_GIVEN TASK:_
Present the material below as a Markdown table with the columns Row and Line, starting at the line containing "Where are 14" and ending at the line containing "localize all elements.", both included. Give each line its own numbered row, omit blank lines, and leave the pictures out.
--- Start ---
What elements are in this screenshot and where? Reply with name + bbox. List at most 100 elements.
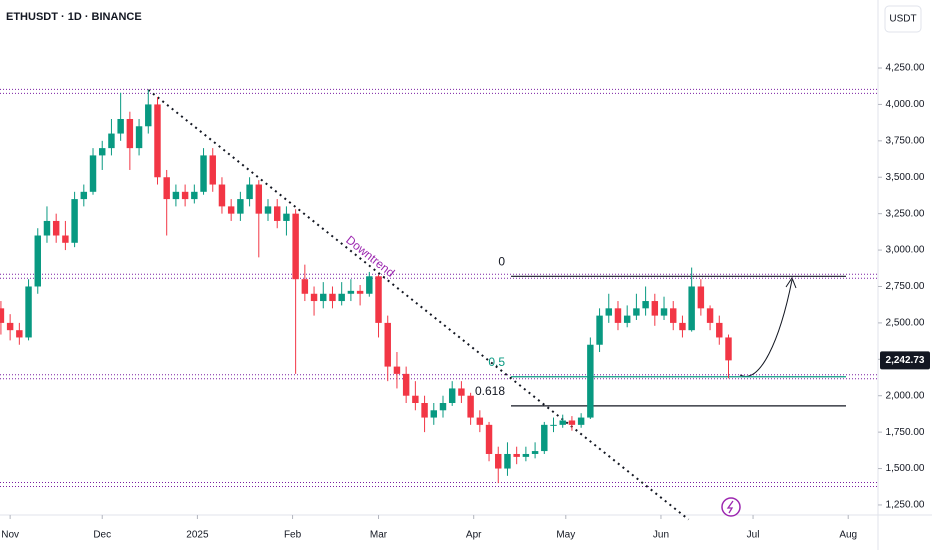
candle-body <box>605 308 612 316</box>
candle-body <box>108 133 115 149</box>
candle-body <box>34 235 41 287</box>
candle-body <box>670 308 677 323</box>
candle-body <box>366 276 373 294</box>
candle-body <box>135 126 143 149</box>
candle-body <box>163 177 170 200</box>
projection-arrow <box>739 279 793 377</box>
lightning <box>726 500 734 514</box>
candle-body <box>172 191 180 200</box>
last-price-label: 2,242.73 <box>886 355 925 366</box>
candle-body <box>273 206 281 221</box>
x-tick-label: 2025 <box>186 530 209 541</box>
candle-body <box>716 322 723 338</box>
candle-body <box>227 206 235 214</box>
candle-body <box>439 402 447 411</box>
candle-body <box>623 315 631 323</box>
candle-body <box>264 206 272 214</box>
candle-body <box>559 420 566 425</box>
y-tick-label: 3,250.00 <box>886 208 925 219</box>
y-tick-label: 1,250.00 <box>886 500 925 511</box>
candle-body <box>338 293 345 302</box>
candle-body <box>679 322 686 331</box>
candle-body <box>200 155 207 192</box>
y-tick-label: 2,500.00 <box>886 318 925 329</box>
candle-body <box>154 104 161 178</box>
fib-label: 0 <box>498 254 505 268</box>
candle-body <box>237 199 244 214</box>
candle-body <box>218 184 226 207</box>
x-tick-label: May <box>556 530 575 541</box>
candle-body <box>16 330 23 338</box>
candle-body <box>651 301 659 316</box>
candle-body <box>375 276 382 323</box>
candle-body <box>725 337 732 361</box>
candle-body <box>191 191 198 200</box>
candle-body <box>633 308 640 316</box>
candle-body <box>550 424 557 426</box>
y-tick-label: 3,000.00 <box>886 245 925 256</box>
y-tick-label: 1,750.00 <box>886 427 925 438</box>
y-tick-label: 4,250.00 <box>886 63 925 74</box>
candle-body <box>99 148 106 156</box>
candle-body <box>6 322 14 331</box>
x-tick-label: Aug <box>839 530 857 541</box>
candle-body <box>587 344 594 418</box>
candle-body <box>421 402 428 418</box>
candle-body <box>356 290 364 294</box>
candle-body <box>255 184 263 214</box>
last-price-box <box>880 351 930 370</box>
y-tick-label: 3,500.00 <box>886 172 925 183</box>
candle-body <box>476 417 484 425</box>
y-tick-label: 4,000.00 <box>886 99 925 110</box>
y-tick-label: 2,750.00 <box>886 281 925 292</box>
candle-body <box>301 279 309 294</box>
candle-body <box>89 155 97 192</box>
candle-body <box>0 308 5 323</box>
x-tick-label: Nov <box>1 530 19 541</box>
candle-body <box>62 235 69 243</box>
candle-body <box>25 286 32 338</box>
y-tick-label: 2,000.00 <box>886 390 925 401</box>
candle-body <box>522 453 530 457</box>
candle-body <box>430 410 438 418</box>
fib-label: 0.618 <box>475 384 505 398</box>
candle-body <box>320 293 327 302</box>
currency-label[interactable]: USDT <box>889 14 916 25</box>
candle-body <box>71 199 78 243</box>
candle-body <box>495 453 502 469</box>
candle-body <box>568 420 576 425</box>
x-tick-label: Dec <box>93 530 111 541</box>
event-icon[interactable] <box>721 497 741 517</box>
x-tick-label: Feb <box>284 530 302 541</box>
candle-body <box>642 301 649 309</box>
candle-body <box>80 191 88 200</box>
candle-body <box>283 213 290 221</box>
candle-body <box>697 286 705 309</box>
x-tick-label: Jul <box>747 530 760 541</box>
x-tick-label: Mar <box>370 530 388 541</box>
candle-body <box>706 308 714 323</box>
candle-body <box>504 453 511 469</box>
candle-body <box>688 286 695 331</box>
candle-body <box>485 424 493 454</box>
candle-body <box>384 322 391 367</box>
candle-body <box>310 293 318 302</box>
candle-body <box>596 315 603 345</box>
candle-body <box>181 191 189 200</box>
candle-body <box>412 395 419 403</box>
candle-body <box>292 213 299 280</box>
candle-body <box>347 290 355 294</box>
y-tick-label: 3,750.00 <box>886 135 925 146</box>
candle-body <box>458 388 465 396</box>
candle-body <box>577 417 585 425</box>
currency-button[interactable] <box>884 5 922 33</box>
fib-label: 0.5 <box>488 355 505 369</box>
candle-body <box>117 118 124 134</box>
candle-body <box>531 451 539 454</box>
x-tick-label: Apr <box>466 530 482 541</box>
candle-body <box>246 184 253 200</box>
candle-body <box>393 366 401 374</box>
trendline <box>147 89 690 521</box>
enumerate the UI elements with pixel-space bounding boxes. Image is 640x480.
--- End ---
--- Start ---
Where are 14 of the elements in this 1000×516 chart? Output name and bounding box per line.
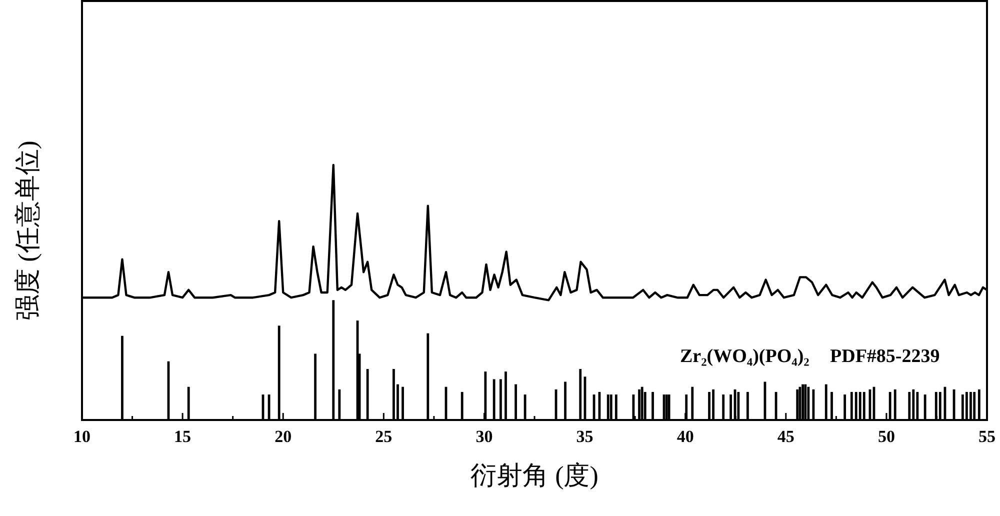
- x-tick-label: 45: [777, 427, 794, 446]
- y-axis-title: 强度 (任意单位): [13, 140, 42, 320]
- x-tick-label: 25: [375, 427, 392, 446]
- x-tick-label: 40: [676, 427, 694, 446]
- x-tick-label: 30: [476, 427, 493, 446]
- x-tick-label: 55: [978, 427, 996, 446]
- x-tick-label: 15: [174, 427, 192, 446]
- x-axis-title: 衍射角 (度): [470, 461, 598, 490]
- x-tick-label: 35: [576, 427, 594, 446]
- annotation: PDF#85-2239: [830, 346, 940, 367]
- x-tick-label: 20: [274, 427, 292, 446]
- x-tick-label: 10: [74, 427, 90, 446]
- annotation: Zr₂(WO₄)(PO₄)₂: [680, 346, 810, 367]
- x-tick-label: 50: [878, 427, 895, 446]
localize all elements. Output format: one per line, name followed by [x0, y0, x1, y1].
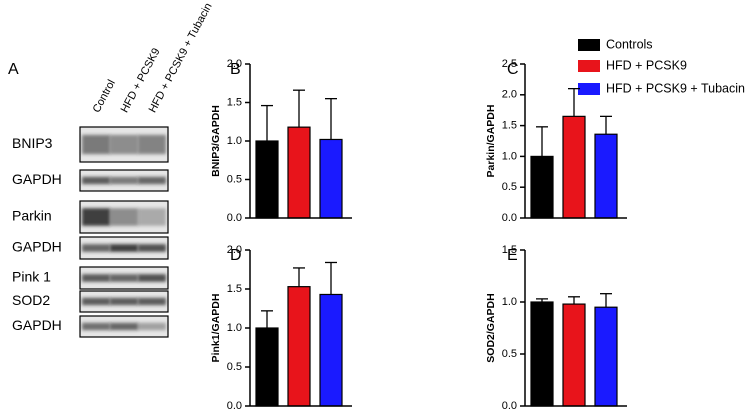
--- End ---
_RESPONSE:_
| Row | Line |
|---|---|
| 1 | Where are 14 of the elements in this 1000×516 chart? Output name and bounding box per line. |
| 2 | - x-tick-label: 45: [777, 427, 794, 446] |
| 3 | - y-axis-title: 强度 (任意单位): [13, 140, 42, 320] |
| 4 | - x-tick-label: 25: [375, 427, 392, 446] |
| 5 | - x-tick-label: 40: [676, 427, 694, 446] |
| 6 | - x-tick-label: 30: [476, 427, 493, 446] |
| 7 | - x-tick-label: 55: [978, 427, 996, 446] |
| 8 | - x-tick-label: 15: [174, 427, 192, 446] |
| 9 | - x-axis-title: 衍射角 (度): [470, 461, 598, 490] |
| 10 | - x-tick-label: 35: [576, 427, 594, 446] |
| 11 | - annotation: PDF#85-2239: [830, 346, 940, 367] |
| 12 | - x-tick-label: 20: [274, 427, 292, 446] |
| 13 | - x-tick-label: 10: [74, 427, 90, 446] |
| 14 | - annotation: Zr₂(WO₄)(PO₄)₂: [680, 346, 810, 367] |
| 15 | - x-tick-label: 50: [878, 427, 895, 446] |
| 16 | localize all elements. Output format: one per line, name followed by [x0, y0, x1, y1]. |